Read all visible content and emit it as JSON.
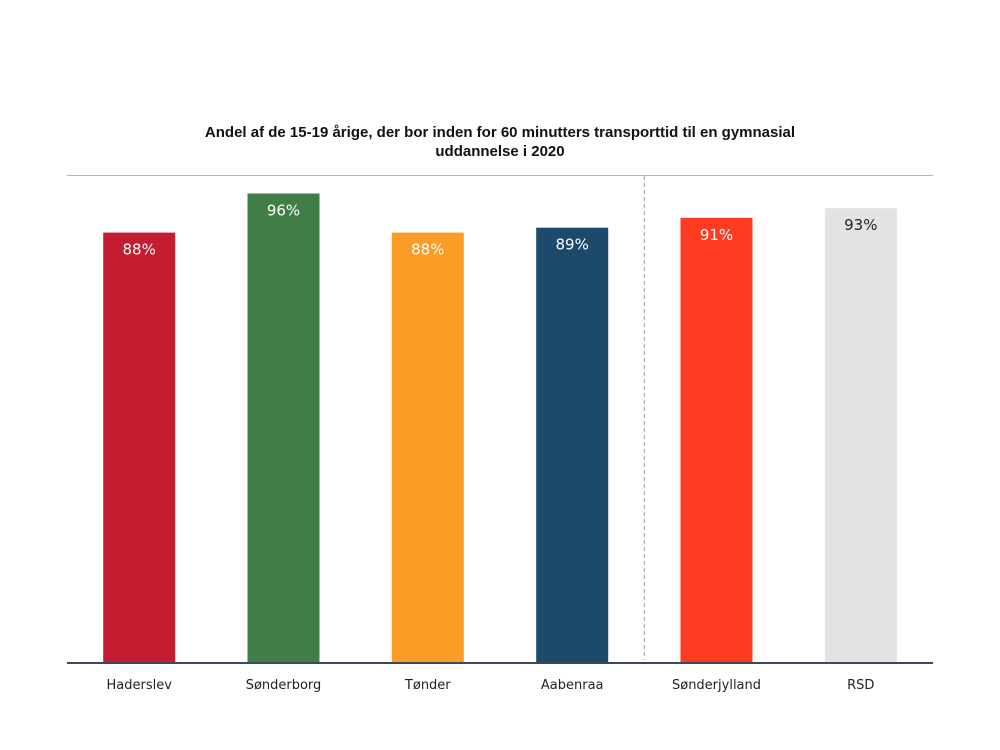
{
  "chart_data": {
    "type": "bar",
    "title": [
      "Andel af de 15-19 årige, der bor inden for 60 minutters transporttid til en gymnasial",
      "uddannelse i 2020"
    ],
    "xlabel": "",
    "ylabel": "",
    "ylim": [
      0,
      1
    ],
    "value_format": "percent",
    "categories": [
      "Haderslev",
      "Sønderborg",
      "Tønder",
      "Aabenraa",
      "Sønderjylland",
      "RSD"
    ],
    "values": [
      0.88,
      0.96,
      0.88,
      0.89,
      0.91,
      0.93
    ],
    "data_labels": [
      "88%",
      "96%",
      "88%",
      "89%",
      "91%",
      "93%"
    ],
    "colors": [
      "#c41c30",
      "#417e47",
      "#fb9c27",
      "#1b4a6b",
      "#ff3c22",
      "#e3e3e3"
    ],
    "label_colors": [
      "#ffffff",
      "#ffffff",
      "#ffffff",
      "#ffffff",
      "#ffffff",
      "#222222"
    ],
    "separator_after_index": 3,
    "grid": false
  }
}
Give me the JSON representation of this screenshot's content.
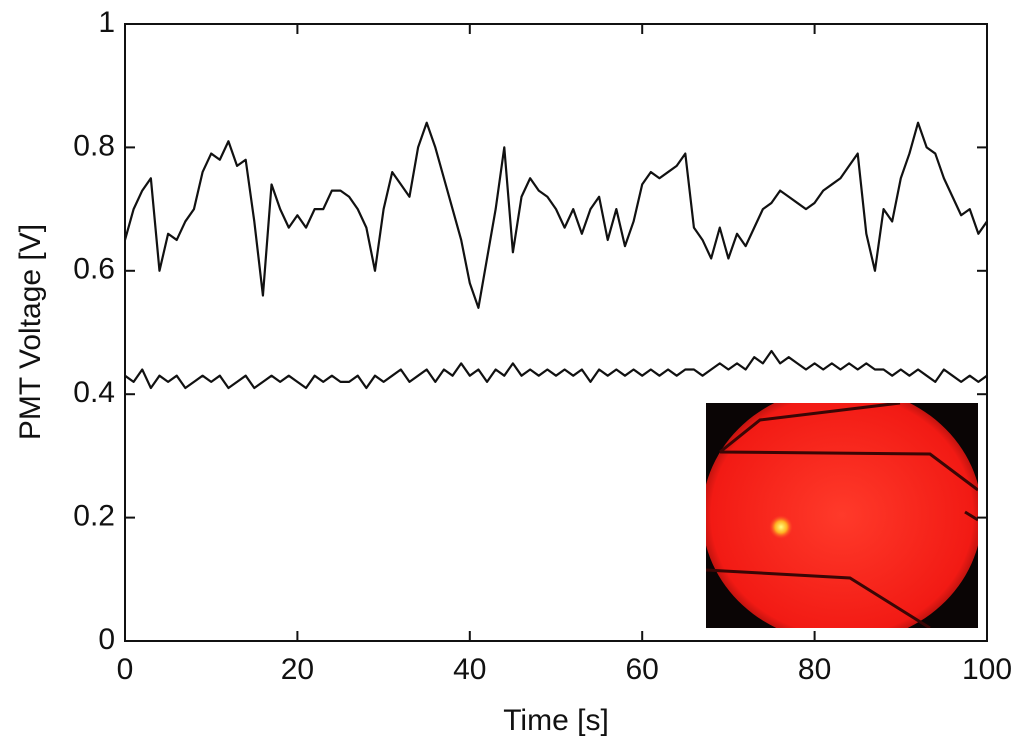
{
  "chart_data": {
    "type": "line",
    "x_label": "Time [s]",
    "y_label": "PMT Voltage [V]",
    "xlim": [
      0,
      100
    ],
    "ylim": [
      0,
      1
    ],
    "xticks": [
      0,
      20,
      40,
      60,
      80,
      100
    ],
    "yticks": [
      0,
      0.2,
      0.4,
      0.6,
      0.8,
      1
    ],
    "x": [
      0,
      1,
      2,
      3,
      4,
      5,
      6,
      7,
      8,
      9,
      10,
      11,
      12,
      13,
      14,
      15,
      16,
      17,
      18,
      19,
      20,
      21,
      22,
      23,
      24,
      25,
      26,
      27,
      28,
      29,
      30,
      31,
      32,
      33,
      34,
      35,
      36,
      37,
      38,
      39,
      40,
      41,
      42,
      43,
      44,
      45,
      46,
      47,
      48,
      49,
      50,
      51,
      52,
      53,
      54,
      55,
      56,
      57,
      58,
      59,
      60,
      61,
      62,
      63,
      64,
      65,
      66,
      67,
      68,
      69,
      70,
      71,
      72,
      73,
      74,
      75,
      76,
      77,
      78,
      79,
      80,
      81,
      82,
      83,
      84,
      85,
      86,
      87,
      88,
      89,
      90,
      91,
      92,
      93,
      94,
      95,
      96,
      97,
      98,
      99,
      100
    ],
    "series": [
      {
        "color": "#111111",
        "values": [
          0.65,
          0.7,
          0.73,
          0.75,
          0.6,
          0.66,
          0.65,
          0.68,
          0.7,
          0.76,
          0.79,
          0.78,
          0.81,
          0.77,
          0.78,
          0.68,
          0.56,
          0.74,
          0.7,
          0.67,
          0.69,
          0.67,
          0.7,
          0.7,
          0.73,
          0.73,
          0.72,
          0.7,
          0.67,
          0.6,
          0.7,
          0.76,
          0.74,
          0.72,
          0.8,
          0.84,
          0.8,
          0.75,
          0.7,
          0.65,
          0.58,
          0.54,
          0.62,
          0.7,
          0.8,
          0.63,
          0.72,
          0.75,
          0.73,
          0.72,
          0.7,
          0.67,
          0.7,
          0.66,
          0.7,
          0.72,
          0.65,
          0.7,
          0.64,
          0.68,
          0.74,
          0.76,
          0.75,
          0.76,
          0.77,
          0.79,
          0.67,
          0.65,
          0.62,
          0.67,
          0.62,
          0.66,
          0.64,
          0.67,
          0.7,
          0.71,
          0.73,
          0.72,
          0.71,
          0.7,
          0.71,
          0.73,
          0.74,
          0.75,
          0.77,
          0.79,
          0.66,
          0.6,
          0.7,
          0.68,
          0.75,
          0.79,
          0.84,
          0.8,
          0.79,
          0.75,
          0.72,
          0.69,
          0.7,
          0.66,
          0.68
        ]
      },
      {
        "color": "#111111",
        "values": [
          0.43,
          0.42,
          0.44,
          0.41,
          0.43,
          0.42,
          0.43,
          0.41,
          0.42,
          0.43,
          0.42,
          0.43,
          0.41,
          0.42,
          0.43,
          0.41,
          0.42,
          0.43,
          0.42,
          0.43,
          0.42,
          0.41,
          0.43,
          0.42,
          0.43,
          0.42,
          0.42,
          0.43,
          0.41,
          0.43,
          0.42,
          0.43,
          0.44,
          0.42,
          0.43,
          0.44,
          0.42,
          0.44,
          0.43,
          0.45,
          0.43,
          0.44,
          0.42,
          0.44,
          0.43,
          0.45,
          0.43,
          0.44,
          0.43,
          0.44,
          0.43,
          0.44,
          0.43,
          0.44,
          0.42,
          0.44,
          0.43,
          0.44,
          0.43,
          0.44,
          0.43,
          0.44,
          0.43,
          0.44,
          0.43,
          0.44,
          0.44,
          0.43,
          0.44,
          0.45,
          0.44,
          0.45,
          0.44,
          0.46,
          0.45,
          0.47,
          0.45,
          0.46,
          0.45,
          0.44,
          0.45,
          0.44,
          0.45,
          0.44,
          0.45,
          0.44,
          0.45,
          0.44,
          0.44,
          0.43,
          0.44,
          0.43,
          0.44,
          0.43,
          0.42,
          0.44,
          0.43,
          0.42,
          0.43,
          0.42,
          0.43
        ]
      }
    ]
  }
}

------------------------

# Request
Make an exact copy of the listing above. Do not include the pictures.

# Answer in full
Read all visible content and emit it as JSON.
{
  "chart_data": {
    "type": "bar",
    "title": [
      "Andel af de 15-19 årige, der bor inden for 60 minutters transporttid til en gymnasial",
      "uddannelse i 2020"
    ],
    "xlabel": "",
    "ylabel": "",
    "ylim": [
      0,
      1
    ],
    "value_format": "percent",
    "categories": [
      "Haderslev",
      "Sønderborg",
      "Tønder",
      "Aabenraa",
      "Sønderjylland",
      "RSD"
    ],
    "values": [
      0.88,
      0.96,
      0.88,
      0.89,
      0.91,
      0.93
    ],
    "data_labels": [
      "88%",
      "96%",
      "88%",
      "89%",
      "91%",
      "93%"
    ],
    "colors": [
      "#c41c30",
      "#417e47",
      "#fb9c27",
      "#1b4a6b",
      "#ff3c22",
      "#e3e3e3"
    ],
    "label_colors": [
      "#ffffff",
      "#ffffff",
      "#ffffff",
      "#ffffff",
      "#ffffff",
      "#222222"
    ],
    "separator_after_index": 3,
    "grid": false
  }
}
Give me the JSON representation of this screenshot's content.
{
  "chart_data": {
    "type": "line",
    "x_label": "Time [s]",
    "y_label": "PMT Voltage [V]",
    "xlim": [
      0,
      100
    ],
    "ylim": [
      0,
      1
    ],
    "xticks": [
      0,
      20,
      40,
      60,
      80,
      100
    ],
    "yticks": [
      0,
      0.2,
      0.4,
      0.6,
      0.8,
      1
    ],
    "x": [
      0,
      1,
      2,
      3,
      4,
      5,
      6,
      7,
      8,
      9,
      10,
      11,
      12,
      13,
      14,
      15,
      16,
      17,
      18,
      19,
      20,
      21,
      22,
      23,
      24,
      25,
      26,
      27,
      28,
      29,
      30,
      31,
      32,
      33,
      34,
      35,
      36,
      37,
      38,
      39,
      40,
      41,
      42,
      43,
      44,
      45,
      46,
      47,
      48,
      49,
      50,
      51,
      52,
      53,
      54,
      55,
      56,
      57,
      58,
      59,
      60,
      61,
      62,
      63,
      64,
      65,
      66,
      67,
      68,
      69,
      70,
      71,
      72,
      73,
      74,
      75,
      76,
      77,
      78,
      79,
      80,
      81,
      82,
      83,
      84,
      85,
      86,
      87,
      88,
      89,
      90,
      91,
      92,
      93,
      94,
      95,
      96,
      97,
      98,
      99,
      100
    ],
    "series": [
      {
        "color": "#111111",
        "values": [
          0.65,
          0.7,
          0.73,
          0.75,
          0.6,
          0.66,
          0.65,
          0.68,
          0.7,
          0.76,
          0.79,
          0.78,
          0.81,
          0.77,
          0.78,
          0.68,
          0.56,
          0.74,
          0.7,
          0.67,
          0.69,
          0.67,
          0.7,
          0.7,
          0.73,
          0.73,
          0.72,
          0.7,
          0.67,
          0.6,
          0.7,
          0.76,
          0.74,
          0.72,
          0.8,
          0.84,
          0.8,
          0.75,
          0.7,
          0.65,
          0.58,
          0.54,
          0.62,
          0.7,
          0.8,
          0.63,
          0.72,
          0.75,
          0.73,
          0.72,
          0.7,
          0.67,
          0.7,
          0.66,
          0.7,
          0.72,
          0.65,
          0.7,
          0.64,
          0.68,
          0.74,
          0.76,
          0.75,
          0.76,
          0.77,
          0.79,
          0.67,
          0.65,
          0.62,
          0.67,
          0.62,
          0.66,
          0.64,
          0.67,
          0.7,
          0.71,
          0.73,
          0.72,
          0.71,
          0.7,
          0.71,
          0.73,
          0.74,
          0.75,
          0.77,
          0.79,
          0.66,
          0.6,
          0.7,
          0.68,
          0.75,
          0.79,
          0.84,
          0.8,
          0.79,
          0.75,
          0.72,
          0.69,
          0.7,
          0.66,
          0.68
        ]
      },
      {
        "color": "#111111",
        "values": [
          0.43,
          0.42,
          0.44,
          0.41,
          0.43,
          0.42,
          0.43,
          0.41,
          0.42,
          0.43,
          0.42,
          0.43,
          0.41,
          0.42,
          0.43,
          0.41,
          0.42,
          0.43,
          0.42,
          0.43,
          0.42,
          0.41,
          0.43,
          0.42,
          0.43,
          0.42,
          0.42,
          0.43,
          0.41,
          0.43,
          0.42,
          0.43,
          0.44,
          0.42,
          0.43,
          0.44,
          0.42,
          0.44,
          0.43,
          0.45,
          0.43,
          0.44,
          0.42,
          0.44,
          0.43,
          0.45,
          0.43,
          0.44,
          0.43,
          0.44,
          0.43,
          0.44,
          0.43,
          0.44,
          0.42,
          0.44,
          0.43,
          0.44,
          0.43,
          0.44,
          0.43,
          0.44,
          0.43,
          0.44,
          0.43,
          0.44,
          0.44,
          0.43,
          0.44,
          0.45,
          0.44,
          0.45,
          0.44,
          0.46,
          0.45,
          0.47,
          0.45,
          0.46,
          0.45,
          0.44,
          0.45,
          0.44,
          0.45,
          0.44,
          0.45,
          0.44,
          0.45,
          0.44,
          0.44,
          0.43,
          0.44,
          0.43,
          0.44,
          0.43,
          0.42,
          0.44,
          0.43,
          0.42,
          0.43,
          0.42,
          0.43
        ]
      }
    ]
  }
}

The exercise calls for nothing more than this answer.